--- PROVIDED RECORDS ---
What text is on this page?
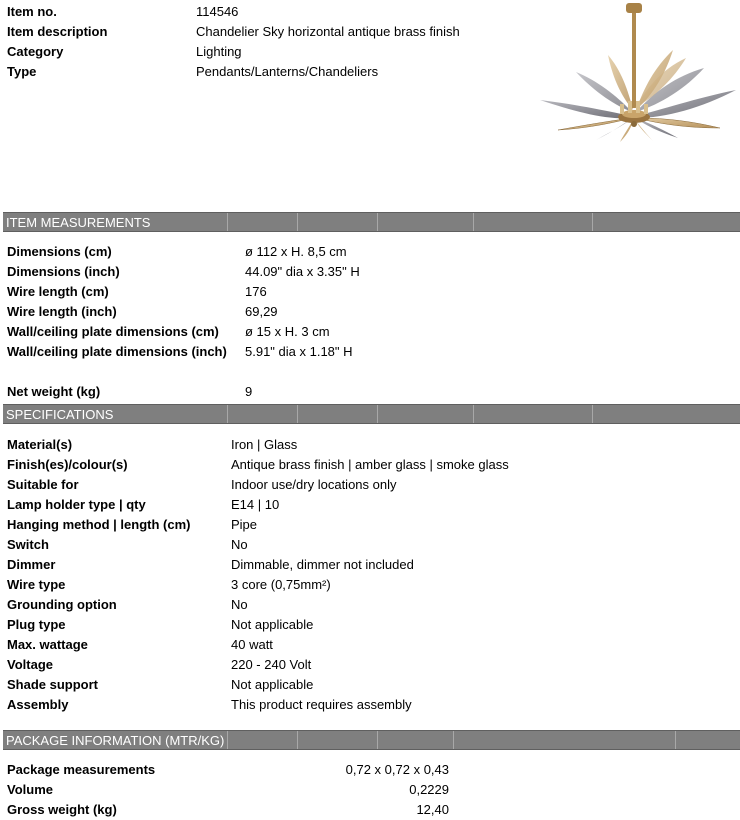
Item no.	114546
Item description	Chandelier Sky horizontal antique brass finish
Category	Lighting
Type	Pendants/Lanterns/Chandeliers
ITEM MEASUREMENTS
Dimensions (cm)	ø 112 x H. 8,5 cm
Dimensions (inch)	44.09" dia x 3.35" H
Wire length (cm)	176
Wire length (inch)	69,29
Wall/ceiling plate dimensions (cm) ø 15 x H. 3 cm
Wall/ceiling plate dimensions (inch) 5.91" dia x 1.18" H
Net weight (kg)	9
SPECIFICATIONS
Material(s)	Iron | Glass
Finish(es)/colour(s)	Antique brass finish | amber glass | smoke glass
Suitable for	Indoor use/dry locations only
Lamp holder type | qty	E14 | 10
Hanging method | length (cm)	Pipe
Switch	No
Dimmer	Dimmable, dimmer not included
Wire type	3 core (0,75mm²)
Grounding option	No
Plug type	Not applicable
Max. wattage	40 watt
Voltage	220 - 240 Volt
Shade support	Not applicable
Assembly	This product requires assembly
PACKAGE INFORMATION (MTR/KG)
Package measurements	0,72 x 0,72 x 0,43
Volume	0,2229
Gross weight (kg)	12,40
---
--- PROVIDED RECORDS ---
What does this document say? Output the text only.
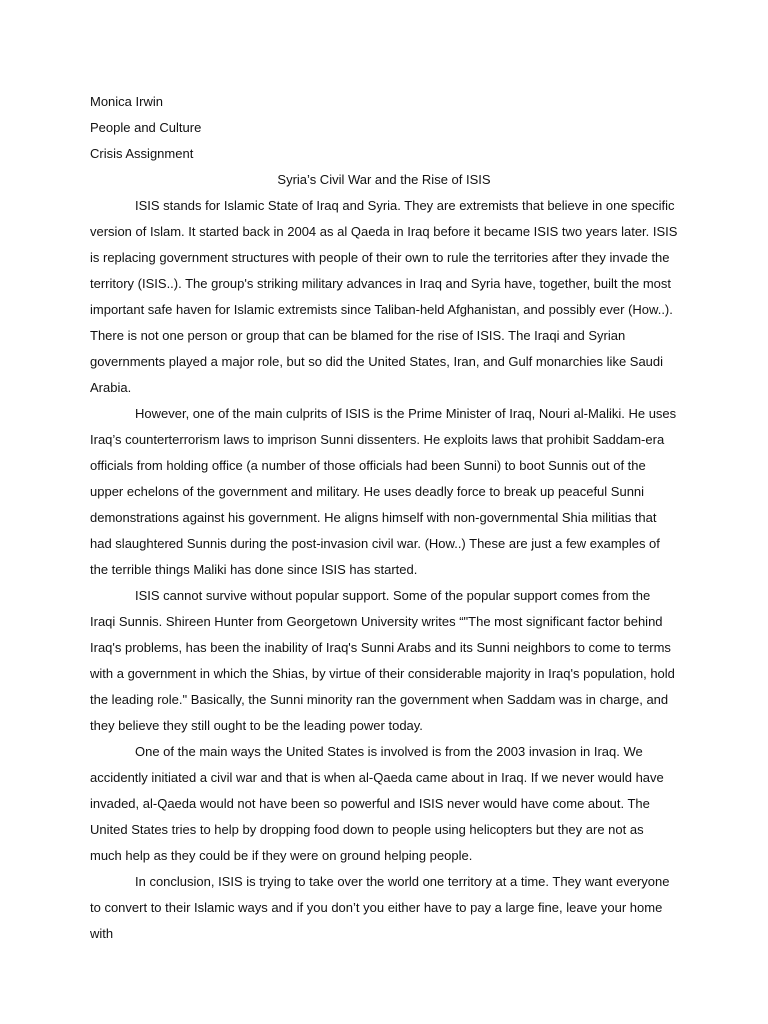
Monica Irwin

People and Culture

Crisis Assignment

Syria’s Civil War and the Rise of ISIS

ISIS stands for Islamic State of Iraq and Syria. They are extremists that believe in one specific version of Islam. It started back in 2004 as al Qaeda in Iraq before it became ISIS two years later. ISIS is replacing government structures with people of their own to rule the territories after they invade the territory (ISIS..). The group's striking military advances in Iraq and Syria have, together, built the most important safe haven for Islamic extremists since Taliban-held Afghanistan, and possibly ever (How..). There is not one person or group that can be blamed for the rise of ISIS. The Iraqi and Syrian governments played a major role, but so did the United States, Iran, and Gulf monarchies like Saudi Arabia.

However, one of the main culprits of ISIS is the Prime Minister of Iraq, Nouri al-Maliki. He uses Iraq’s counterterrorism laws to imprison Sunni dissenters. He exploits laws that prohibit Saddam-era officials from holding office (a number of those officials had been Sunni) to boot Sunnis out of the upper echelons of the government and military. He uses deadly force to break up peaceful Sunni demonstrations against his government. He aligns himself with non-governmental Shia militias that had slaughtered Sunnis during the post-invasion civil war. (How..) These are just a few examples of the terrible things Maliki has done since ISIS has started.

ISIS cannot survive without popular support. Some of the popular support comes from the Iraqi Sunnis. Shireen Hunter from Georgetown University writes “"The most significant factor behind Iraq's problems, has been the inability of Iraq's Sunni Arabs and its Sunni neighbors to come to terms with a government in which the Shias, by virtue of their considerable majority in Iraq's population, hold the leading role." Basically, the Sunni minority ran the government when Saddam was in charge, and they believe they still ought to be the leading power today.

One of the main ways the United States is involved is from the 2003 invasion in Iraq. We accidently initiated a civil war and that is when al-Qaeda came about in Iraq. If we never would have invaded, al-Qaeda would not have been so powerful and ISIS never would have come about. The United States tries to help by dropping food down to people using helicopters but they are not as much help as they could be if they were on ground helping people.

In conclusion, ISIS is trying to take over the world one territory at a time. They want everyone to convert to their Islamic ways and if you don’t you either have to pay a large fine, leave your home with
---
--- PROVIDED RECORDS ---
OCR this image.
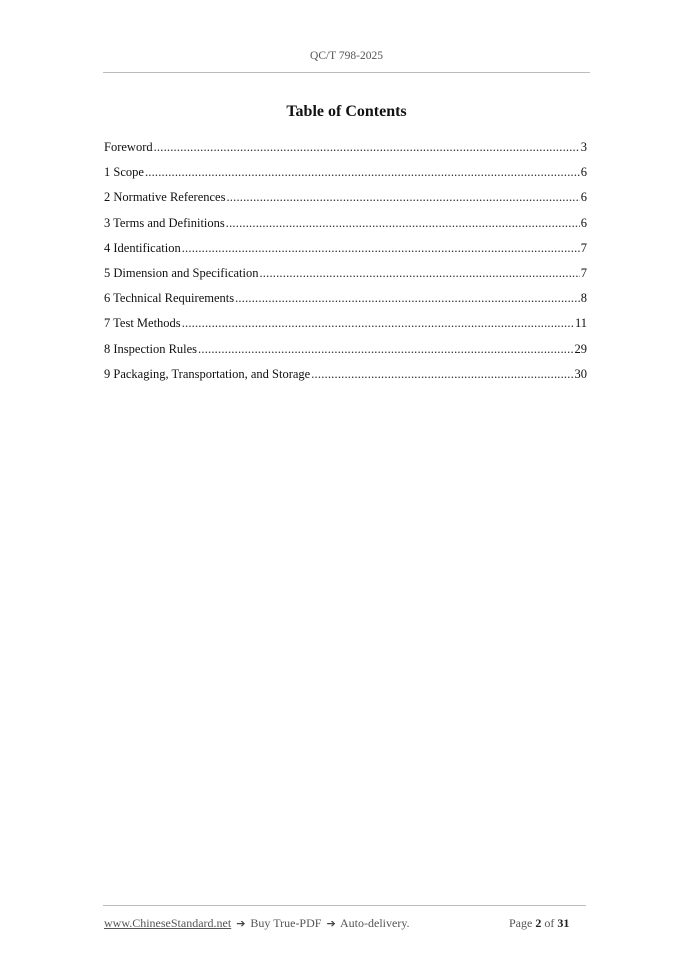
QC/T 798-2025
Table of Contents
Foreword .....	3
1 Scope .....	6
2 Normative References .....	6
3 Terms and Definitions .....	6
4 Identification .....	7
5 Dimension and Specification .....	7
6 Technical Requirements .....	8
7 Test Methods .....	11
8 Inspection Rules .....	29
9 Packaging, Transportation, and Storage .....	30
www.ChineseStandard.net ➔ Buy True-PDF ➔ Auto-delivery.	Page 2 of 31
---
§ WORK REQUIRED: Count each line above in which the string "invasion" appears, then state only the total.

§ REPLY: 2